*Given task*. Take the line that contains "Give me the" as the first line and the last line of the material below as the final one; reproduce exactly the lines between, inclusive.

*Material provided*.
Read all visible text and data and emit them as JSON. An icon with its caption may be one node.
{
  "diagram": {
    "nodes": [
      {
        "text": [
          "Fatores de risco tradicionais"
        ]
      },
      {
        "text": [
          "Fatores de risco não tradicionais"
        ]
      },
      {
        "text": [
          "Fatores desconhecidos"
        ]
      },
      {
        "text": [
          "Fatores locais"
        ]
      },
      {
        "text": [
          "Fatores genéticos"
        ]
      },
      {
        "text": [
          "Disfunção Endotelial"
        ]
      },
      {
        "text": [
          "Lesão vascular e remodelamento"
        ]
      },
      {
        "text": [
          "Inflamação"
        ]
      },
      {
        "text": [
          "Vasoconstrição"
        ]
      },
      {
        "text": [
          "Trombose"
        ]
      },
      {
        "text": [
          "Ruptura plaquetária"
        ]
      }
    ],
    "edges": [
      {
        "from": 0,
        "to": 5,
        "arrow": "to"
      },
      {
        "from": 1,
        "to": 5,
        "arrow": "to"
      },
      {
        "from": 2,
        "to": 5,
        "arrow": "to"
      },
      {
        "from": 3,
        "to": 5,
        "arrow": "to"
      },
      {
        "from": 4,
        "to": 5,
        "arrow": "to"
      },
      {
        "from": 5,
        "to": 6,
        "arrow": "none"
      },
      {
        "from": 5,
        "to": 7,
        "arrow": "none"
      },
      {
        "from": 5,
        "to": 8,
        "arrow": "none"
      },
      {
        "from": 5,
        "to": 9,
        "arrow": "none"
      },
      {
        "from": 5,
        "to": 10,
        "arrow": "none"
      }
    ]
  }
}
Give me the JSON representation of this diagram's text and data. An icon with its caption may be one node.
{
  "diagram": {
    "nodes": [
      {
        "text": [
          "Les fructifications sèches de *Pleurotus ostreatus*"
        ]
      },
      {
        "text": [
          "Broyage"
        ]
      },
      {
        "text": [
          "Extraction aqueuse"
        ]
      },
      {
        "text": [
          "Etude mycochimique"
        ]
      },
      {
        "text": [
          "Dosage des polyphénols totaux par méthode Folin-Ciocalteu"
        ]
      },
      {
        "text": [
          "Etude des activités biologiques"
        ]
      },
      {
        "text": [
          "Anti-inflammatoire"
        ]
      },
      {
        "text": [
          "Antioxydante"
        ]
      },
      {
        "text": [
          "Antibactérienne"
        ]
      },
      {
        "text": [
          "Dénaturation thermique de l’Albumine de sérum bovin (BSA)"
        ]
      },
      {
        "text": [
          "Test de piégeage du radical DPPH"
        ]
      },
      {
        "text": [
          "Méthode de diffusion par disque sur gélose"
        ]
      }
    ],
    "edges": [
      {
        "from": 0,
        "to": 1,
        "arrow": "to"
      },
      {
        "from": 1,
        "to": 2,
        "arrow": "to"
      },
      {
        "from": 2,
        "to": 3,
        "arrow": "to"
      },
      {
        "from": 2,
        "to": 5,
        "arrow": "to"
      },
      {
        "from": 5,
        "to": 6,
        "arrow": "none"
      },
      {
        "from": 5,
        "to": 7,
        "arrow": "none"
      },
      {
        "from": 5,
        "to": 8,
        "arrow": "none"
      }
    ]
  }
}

*Solved problem*.
Give me the JSON representation of this diagram's text and data. An icon with its caption may be one node.
{
  "diagram": {
    "nodes": [
      {
        "text": [
          "Les fructifications sèches de *Pleurotus ostreatus*"
        ]
      },
      {
        "text": [
          "Broyage"
        ]
      },
      {
        "text": [
          "Extraction aqueuse"
        ]
      },
      {
        "text": [
          "Etude mycochimique"
        ]
      },
      {
        "text": [
          "Dosage des polyphénols totaux par méthode Folin-Ciocalteu"
        ]
      },
      {
        "text": [
          "Etude des activités biologiques"
        ]
      },
      {
        "text": [
          "Anti-inflammatoire"
        ]
      },
      {
        "text": [
          "Antioxydante"
        ]
      },
      {
        "text": [
          "Antibactérienne"
        ]
      },
      {
        "text": [
          "Dénaturation thermique de l’Albumine de sérum bovin (BSA)"
        ]
      },
      {
        "text": [
          "Test de piégeage du radical DPPH"
        ]
      },
      {
        "text": [
          "Méthode de diffusion par disque sur gélose"
        ]
      }
    ],
    "edges": [
      {
        "from": 0,
        "to": 1,
        "arrow": "to"
      },
      {
        "from": 1,
        "to": 2,
        "arrow": "to"
      },
      {
        "from": 2,
        "to": 3,
        "arrow": "to"
      },
      {
        "from": 2,
        "to": 5,
        "arrow": "to"
      },
      {
        "from": 5,
        "to": 6,
        "arrow": "none"
      },
      {
        "from": 5,
        "to": 7,
        "arrow": "none"
      },
      {
        "from": 5,
        "to": 8,
        "arrow": "none"
      }
    ]
  }
}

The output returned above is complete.